問題 —
下に示すケアプランの自己作成についての本文を、最後の文の後から書き継いでください。

##### 本文 #####

作成した書類に間違いがないかチェックする金子さん

 千葉県流山市の金子恵美子さん(59)は、16歳で関節リウマチを発症した。関節リウマチ患者は、40~64歳でも介護保険を使うことができるため、要介護2の認定を受けてサービスを利用している。

 2000年に介護保険が始まると、ケアマネジャーにケアプランを作ってもらい、訪問介護やデイケアなどを利用していたが、3年前にケアマネが交代。新しい担当者は、利用するサービスの種類を勝手に決めようとしたり、自社のサービスを使わせようとしたり、「私の希望や生活習慣を理解しようとしなかった」と言う。

 金子さんは、インターネットなどで情報を集め、自己作成者らが集まる「全国マイケアプラン・ネットワーク」の島村八重子代表らのアドバイスを受けてケアプランを立てた。市の担当者は「手書きの書類を見たのは初めて」と戸惑っていたが、翌月からは、手続きの滞りもなくなった。

 以前は、ケアマネの勧めで限度額ぎりぎりまでサービスを利用していたが、自己作成すると、無駄なサービスが目につき、削るようになったという。金子さんは「自分の暮らしを作っているという実感があり、計画を立てるのが楽しい」と笑顔を見せる。

 介護保険は、サービス費用の1割を利用者が負担するのが原則だが、ケアマネにケアプランを作ってもらう場合は、費用の全額が保険でまかなわれる。このため、ケアプランを自己作成する人は限られ、介護保険を運営する市町村の受け入れ態勢も整っているとは言い難い。同ネットワークが昨年、全国の市町村を対象に行った調査(回答数896)では、継続的に自己作成している人は、要支援者の0・04%、要介護者の0・01%。自己作成者向けのマニュアルがある市町村は1割にとどまった。

 利用者や家族がケアプランを作る場合、訪問介護やデイサービスなどの事業所を自分で見つけ、サービスを依頼したり、書類を作り市町村や事業所とやりとりする必要がある。こうした手間も敬遠される一因だが、「慣れれば面倒とは感じない程度。メリットの方が大きい」と島村代表は話す。

 利点を生かすにはどんな点に注意するのか。要介護5の母親のケアプランを作ってきた福島県会津若松市の林幸子さんは「事業所などの情報を集め、自分の目で確認することが大切」という。林さんは、母親が今年2月に亡くなるまで、心理カウンセラーの仕事と並行して介護を続けていた。「信頼できる事業所を選び、直接、連絡を取りながらサービスを利用することで、安心して仕事に打ち込めた。本人の状態や家族の都合などに合わせて、きめ細かいプランを立てることもできた」と振り返る。

##### 提供データ #####

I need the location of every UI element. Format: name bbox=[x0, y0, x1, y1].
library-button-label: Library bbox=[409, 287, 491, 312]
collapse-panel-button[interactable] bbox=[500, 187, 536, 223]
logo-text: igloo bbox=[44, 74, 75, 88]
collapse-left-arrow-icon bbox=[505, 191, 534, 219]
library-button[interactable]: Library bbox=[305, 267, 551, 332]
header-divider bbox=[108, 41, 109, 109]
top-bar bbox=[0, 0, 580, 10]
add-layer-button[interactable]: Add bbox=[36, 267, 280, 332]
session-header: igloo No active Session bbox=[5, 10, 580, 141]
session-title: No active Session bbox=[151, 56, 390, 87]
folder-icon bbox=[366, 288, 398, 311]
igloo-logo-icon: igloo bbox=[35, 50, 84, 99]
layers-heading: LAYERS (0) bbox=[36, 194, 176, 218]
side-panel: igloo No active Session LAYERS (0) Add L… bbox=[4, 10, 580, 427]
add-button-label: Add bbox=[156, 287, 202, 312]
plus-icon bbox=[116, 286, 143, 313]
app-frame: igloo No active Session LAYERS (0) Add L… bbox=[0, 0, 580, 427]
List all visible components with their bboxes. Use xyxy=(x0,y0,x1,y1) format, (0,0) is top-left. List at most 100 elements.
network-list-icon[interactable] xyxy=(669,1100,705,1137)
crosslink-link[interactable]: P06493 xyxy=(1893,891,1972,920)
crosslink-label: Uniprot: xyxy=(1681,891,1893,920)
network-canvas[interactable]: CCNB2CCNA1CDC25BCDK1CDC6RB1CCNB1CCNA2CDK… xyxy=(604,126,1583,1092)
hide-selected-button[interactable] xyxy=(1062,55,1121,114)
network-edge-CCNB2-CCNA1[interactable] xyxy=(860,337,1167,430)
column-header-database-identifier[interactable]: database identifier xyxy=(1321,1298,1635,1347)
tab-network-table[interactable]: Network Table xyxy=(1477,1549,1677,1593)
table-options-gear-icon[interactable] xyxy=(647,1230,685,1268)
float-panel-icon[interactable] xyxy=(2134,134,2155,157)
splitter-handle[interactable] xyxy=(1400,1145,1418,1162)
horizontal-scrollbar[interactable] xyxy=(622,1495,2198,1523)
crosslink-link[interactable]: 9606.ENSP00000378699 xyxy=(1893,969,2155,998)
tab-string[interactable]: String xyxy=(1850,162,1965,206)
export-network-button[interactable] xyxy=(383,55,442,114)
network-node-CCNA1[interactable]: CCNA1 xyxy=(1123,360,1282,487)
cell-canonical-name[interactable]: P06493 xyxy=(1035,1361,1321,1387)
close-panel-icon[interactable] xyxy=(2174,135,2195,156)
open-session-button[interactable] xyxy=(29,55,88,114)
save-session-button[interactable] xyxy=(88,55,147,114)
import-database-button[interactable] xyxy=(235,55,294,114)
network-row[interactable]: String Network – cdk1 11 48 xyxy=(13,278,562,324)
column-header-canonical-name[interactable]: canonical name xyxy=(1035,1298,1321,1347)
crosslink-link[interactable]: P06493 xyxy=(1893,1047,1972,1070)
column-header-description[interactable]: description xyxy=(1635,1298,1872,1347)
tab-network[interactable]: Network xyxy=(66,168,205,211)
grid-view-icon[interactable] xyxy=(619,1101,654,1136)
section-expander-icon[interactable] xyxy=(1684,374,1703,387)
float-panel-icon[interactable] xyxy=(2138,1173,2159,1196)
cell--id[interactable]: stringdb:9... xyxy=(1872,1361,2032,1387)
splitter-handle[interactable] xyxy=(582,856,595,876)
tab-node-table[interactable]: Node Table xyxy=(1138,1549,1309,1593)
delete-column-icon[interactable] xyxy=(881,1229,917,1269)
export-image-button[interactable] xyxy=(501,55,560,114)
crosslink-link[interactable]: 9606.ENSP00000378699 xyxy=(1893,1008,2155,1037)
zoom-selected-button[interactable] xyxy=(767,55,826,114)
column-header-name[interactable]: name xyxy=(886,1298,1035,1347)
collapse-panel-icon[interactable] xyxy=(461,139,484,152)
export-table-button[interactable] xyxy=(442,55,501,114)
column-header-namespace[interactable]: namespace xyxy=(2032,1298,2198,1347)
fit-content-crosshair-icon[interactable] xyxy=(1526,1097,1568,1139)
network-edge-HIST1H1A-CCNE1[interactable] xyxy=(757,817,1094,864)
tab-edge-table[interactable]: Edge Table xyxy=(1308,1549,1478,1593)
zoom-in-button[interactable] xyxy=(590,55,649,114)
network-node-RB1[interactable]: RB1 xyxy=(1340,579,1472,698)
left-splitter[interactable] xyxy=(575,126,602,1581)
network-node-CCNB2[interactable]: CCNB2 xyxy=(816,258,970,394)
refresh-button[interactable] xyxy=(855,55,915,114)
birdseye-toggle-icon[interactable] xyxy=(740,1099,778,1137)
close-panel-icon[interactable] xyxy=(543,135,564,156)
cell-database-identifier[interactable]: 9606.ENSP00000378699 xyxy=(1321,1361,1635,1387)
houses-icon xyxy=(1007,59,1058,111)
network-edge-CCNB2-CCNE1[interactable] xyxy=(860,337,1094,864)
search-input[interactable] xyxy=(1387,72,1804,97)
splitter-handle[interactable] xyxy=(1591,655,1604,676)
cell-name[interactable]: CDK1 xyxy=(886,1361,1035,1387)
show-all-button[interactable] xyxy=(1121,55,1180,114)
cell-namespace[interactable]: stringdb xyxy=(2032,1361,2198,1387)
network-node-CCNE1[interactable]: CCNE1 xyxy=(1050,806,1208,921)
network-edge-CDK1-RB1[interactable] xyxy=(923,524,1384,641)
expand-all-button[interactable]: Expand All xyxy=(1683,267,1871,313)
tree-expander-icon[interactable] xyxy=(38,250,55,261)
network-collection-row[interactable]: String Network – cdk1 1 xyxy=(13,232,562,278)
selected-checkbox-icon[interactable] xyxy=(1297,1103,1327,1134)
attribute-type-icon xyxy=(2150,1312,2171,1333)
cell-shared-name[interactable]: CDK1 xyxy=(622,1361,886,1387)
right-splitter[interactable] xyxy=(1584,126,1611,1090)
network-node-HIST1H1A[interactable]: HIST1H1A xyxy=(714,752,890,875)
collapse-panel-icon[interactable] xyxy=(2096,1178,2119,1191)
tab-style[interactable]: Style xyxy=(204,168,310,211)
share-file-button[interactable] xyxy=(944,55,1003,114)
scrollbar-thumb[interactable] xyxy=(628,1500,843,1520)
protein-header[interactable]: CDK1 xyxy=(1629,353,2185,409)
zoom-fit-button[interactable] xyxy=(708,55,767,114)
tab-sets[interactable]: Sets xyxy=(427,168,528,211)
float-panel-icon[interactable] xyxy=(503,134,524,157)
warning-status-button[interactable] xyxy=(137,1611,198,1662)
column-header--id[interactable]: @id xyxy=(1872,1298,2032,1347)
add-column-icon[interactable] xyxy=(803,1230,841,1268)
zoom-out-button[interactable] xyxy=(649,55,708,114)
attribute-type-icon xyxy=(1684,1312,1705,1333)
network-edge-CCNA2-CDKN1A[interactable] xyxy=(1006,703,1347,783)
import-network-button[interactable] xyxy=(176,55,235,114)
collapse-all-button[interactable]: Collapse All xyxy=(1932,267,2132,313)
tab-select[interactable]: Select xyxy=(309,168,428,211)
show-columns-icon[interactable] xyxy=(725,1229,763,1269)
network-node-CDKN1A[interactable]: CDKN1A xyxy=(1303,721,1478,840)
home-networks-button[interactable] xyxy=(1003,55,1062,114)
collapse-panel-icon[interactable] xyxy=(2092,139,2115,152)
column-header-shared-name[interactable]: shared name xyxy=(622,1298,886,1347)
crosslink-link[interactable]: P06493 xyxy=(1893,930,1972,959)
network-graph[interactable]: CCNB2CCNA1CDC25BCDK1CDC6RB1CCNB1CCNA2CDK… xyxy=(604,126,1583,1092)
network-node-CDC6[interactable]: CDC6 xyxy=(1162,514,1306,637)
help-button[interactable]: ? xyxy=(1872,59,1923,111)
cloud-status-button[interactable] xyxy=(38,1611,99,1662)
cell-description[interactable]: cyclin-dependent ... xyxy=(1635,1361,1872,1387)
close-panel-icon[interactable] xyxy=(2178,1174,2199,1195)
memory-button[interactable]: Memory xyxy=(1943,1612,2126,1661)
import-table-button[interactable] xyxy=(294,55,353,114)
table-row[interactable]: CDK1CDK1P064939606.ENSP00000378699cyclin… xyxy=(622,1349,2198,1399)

#####

解答 —
 助けになるのが、同ネットワークが発行する冊子「あたまの整理箱」だ。介護を受ける人のこれまでの生活や今後の希望などから、必要なサービスを考え、書類を作る方法を解説している。計算には、同ネットワークのサイトからダウンロードできる専用ソフトを活用すると良い。島村代表は「自己作成には、難しい作業は必要なく、やる気さえあれば誰でもできる。ぜひ一度、挑戦してみてほしい」と話している。

◆全国マイケアプラン・ネットワーク(ファクス042・405・5950、サイト http://www.mycareplan-net.com
◆マイケアプラン研究会(京都)(ファクス075・581・9956、サイト http://homepage3.nifty.com/mycare/)も、指導書「私にもつくれますマイケアプラン」を発行している。
◆介護事業者のリストなどは、市町村でもらえる。地域包括支援センターでも、自己作成の支援を行っている

ケアプラン
 12年度の介護保険制度改正に伴い、厚生労働省は、保険料の上昇を抑えるため、1か月500円か1000円の利用者負担をケアプラン作成に導入する案を示した。しかし、「負担感から、利用抑制を招きかねない」など、現場のケアマネや利用者の反発が強く、24日に見送りが決まった。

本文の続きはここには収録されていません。